** WHAT IS BEING ASKED **
An exact copy of the listing is what is needed here; write it out in full.

** INPUT RECORDS **
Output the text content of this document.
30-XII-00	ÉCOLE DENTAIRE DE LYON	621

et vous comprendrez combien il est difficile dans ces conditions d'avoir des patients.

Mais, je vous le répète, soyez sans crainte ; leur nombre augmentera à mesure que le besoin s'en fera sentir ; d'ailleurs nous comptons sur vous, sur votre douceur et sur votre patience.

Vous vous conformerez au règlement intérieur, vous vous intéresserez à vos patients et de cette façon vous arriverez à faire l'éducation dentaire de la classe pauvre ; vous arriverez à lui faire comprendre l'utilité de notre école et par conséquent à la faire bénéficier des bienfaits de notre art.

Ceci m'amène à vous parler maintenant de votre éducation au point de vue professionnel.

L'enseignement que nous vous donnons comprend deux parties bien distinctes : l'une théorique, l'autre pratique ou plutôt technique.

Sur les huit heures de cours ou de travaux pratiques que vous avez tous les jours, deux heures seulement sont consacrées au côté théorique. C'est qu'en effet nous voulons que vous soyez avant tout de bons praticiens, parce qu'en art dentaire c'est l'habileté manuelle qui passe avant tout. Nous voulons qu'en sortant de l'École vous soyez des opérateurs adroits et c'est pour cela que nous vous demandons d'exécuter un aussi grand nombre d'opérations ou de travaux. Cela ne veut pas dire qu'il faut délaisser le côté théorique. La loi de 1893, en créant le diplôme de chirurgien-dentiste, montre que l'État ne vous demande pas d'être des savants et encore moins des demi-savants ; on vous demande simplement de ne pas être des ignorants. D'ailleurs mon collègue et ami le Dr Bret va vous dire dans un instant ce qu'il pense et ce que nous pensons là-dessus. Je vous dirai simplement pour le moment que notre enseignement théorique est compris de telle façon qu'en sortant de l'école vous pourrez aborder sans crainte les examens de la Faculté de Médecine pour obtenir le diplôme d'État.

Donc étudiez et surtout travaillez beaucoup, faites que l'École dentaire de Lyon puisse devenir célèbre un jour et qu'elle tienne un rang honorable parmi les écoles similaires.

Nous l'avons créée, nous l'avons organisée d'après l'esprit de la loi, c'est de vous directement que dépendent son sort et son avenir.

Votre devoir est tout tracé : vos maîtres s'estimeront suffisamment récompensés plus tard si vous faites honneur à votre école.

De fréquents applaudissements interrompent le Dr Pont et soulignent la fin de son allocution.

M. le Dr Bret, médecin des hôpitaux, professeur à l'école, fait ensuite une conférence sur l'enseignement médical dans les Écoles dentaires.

** EXERCISE SOLUTION **
Output the text content of this document.
30-XII-00	ÉCOLE DENTAIRE DE LYON	621

et vous comprendrez combien il est difficile dans ces conditions d'avoir des patients.

Mais, je vous le répète, soyez sans crainte ; leur nombre augmentera à mesure que le besoin s'en fera sentir ; d'ailleurs nous comptons sur vous, sur votre douceur et sur votre patience.

Vous vous conformerez au règlement intérieur, vous vous intéresserez à vos patients et de cette façon vous arriverez à faire l'éducation dentaire de la classe pauvre ; vous arriverez à lui faire comprendre l'utilité de notre école et par conséquent à la faire bénéficier des bienfaits de notre art.

Ceci m'amène à vous parler maintenant de votre éducation au point de vue professionnel.

L'enseignement que nous vous donnons comprend deux parties bien distinctes : l'une théorique, l'autre pratique ou plutôt technique.

Sur les huit heures de cours ou de travaux pratiques que vous avez tous les jours, deux heures seulement sont consacrées au côté théorique. C'est qu'en effet nous voulons que vous soyez avant tout de bons praticiens, parce qu'en art dentaire c'est l'habileté manuelle qui passe avant tout. Nous voulons qu'en sortant de l'École vous soyez des opérateurs adroits et c'est pour cela que nous vous demandons d'exécuter un aussi grand nombre d'opérations ou de travaux. Cela ne veut pas dire qu'il faut délaisser le côté théorique. La loi de 1893, en créant le diplôme de chirurgien-dentiste, montre que l'État ne vous demande pas d'être des savants et encore moins des demi-savants ; on vous demande simplement de ne pas être des ignorants. D'ailleurs mon collègue et ami le Dr Bret va vous dire dans un instant ce qu'il pense et ce que nous pensons là-dessus. Je vous dirai simplement pour le moment que notre enseignement théorique est compris de telle façon qu'en sortant de l'école vous pourrez aborder sans crainte les examens de la Faculté de Médecine pour obtenir le diplôme d'État.

Donc étudiez et surtout travaillez beaucoup, faites que l'École dentaire de Lyon puisse devenir célèbre un jour et qu'elle tienne un rang honorable parmi les écoles similaires.

Nous l'avons créée, nous l'avons organisée d'après l'esprit de la loi, c'est de vous directement que dépendent son sort et son avenir.

Votre devoir est tout tracé : vos maîtres s'estimeront suffisamment récompensés plus tard si vous faites honneur à votre école.

De fréquents applaudissements interrompent le Dr Pont et soulignent la fin de son allocution.

M. le Dr Bret, médecin des hôpitaux, professeur à l'école, fait ensuite une conférence sur l'enseignement médical dans les Écoles dentaires.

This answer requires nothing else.